» **Work to be completed**: Report all lines holding "belägen".

[Dataset items]
--- Start ---
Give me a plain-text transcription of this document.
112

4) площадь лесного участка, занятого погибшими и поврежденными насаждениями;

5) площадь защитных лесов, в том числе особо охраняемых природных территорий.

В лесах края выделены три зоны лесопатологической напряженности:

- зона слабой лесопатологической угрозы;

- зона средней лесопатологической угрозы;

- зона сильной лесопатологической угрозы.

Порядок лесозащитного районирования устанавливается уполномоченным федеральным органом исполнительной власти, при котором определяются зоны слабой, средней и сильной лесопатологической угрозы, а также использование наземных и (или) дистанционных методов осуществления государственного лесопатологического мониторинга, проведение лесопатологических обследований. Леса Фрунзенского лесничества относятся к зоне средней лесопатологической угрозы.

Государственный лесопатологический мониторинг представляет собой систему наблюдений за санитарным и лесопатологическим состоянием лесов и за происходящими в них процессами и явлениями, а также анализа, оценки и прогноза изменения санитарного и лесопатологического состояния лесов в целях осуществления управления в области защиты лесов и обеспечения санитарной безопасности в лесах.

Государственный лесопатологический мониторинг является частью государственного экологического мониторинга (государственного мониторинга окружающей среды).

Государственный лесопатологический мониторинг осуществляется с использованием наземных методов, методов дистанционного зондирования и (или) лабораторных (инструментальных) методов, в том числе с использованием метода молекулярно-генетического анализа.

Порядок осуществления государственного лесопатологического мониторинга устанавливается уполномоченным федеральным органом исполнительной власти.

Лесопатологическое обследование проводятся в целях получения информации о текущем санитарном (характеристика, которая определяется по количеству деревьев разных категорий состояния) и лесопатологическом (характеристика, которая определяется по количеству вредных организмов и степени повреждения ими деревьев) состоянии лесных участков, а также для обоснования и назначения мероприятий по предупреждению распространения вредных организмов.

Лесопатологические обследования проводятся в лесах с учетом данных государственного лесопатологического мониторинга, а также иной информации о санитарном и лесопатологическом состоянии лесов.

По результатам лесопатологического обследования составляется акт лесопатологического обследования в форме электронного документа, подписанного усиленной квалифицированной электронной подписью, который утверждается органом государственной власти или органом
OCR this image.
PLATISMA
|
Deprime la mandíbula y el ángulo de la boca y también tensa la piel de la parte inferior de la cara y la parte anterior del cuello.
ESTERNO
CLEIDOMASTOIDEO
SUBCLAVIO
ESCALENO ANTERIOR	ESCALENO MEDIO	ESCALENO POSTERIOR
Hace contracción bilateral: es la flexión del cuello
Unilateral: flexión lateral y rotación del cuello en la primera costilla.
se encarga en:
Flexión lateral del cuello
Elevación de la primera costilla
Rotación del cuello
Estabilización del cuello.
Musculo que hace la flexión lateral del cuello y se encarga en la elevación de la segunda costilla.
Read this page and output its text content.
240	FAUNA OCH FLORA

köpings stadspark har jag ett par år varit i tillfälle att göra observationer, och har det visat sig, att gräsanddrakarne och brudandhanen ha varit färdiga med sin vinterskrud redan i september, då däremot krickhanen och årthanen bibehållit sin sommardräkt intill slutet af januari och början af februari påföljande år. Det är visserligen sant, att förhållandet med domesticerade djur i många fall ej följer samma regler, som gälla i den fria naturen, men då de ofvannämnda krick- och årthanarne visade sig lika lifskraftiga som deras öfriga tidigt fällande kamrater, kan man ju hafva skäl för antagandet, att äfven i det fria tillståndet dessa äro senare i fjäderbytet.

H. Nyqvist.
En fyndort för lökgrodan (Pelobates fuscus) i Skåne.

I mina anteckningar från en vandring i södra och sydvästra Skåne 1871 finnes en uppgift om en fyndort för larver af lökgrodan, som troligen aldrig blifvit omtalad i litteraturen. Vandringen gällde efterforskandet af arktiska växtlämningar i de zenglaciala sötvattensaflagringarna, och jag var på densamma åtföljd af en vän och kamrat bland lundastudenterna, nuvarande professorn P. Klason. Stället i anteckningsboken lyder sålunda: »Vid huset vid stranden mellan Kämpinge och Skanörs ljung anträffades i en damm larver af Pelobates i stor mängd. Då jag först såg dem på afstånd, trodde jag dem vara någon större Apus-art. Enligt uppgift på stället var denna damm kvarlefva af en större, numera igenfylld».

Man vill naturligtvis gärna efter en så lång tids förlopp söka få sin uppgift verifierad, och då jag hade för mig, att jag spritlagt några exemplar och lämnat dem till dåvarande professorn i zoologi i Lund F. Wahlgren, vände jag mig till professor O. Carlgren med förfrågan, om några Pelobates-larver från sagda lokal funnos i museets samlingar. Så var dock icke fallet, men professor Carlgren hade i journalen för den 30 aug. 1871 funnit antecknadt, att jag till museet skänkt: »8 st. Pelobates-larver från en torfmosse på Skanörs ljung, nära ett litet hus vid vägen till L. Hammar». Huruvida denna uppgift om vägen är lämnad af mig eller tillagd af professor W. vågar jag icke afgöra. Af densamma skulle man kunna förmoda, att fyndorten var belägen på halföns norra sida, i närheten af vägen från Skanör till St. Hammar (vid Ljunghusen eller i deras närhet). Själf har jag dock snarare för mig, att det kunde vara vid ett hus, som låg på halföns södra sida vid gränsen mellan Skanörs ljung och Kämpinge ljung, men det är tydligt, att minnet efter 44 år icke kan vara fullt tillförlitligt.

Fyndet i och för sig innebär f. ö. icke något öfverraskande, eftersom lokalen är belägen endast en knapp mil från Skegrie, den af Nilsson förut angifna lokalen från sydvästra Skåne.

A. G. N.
--- End ---
» **Written response**:
Man vill naturligtvis gärna efter en så lång tids förlopp söka få sin uppgift verifierad, och då jag hade för mig, att jag spritlagt några exemplar och lämnat dem till dåvarande professorn i zoologi i Lund F. Wahlgren, vände jag mig till professor O. Carlgren med förfrågan, om några Pelobates-larver från sagda lokal funnos i museets samlingar. Så var dock icke fallet, men professor Carlgren hade i journalen för den 30 aug. 1871 funnit antecknadt, att jag till museet skänkt: »8 st. Pelobates-larver från en torfmosse på Skanörs ljung, nära ett litet hus vid vägen till L. Hammar». Huruvida denna uppgift om vägen är lämnad af mig eller tillagd af professor W. vågar jag icke afgöra. Af densamma skulle man kunna förmoda, att fyndorten var belägen på halföns norra sida, i närheten af vägen från Skanör till St. Hammar (vid Ljunghusen eller i deras närhet). Själf har jag dock snarare för mig, att det kunde vara vid ett hus, som låg på halföns södra sida vid gränsen mellan Skanörs ljung och Kämpinge ljung, men det är tydligt, att minnet efter 44 år icke kan vara fullt tillförlitligt.
Fyndet i och för sig innebär f. ö. icke något öfverraskande, eftersom lokalen är belägen endast en knapp mil från Skegrie, den af Nilsson förut angifna lokalen från sydvästra Skåne.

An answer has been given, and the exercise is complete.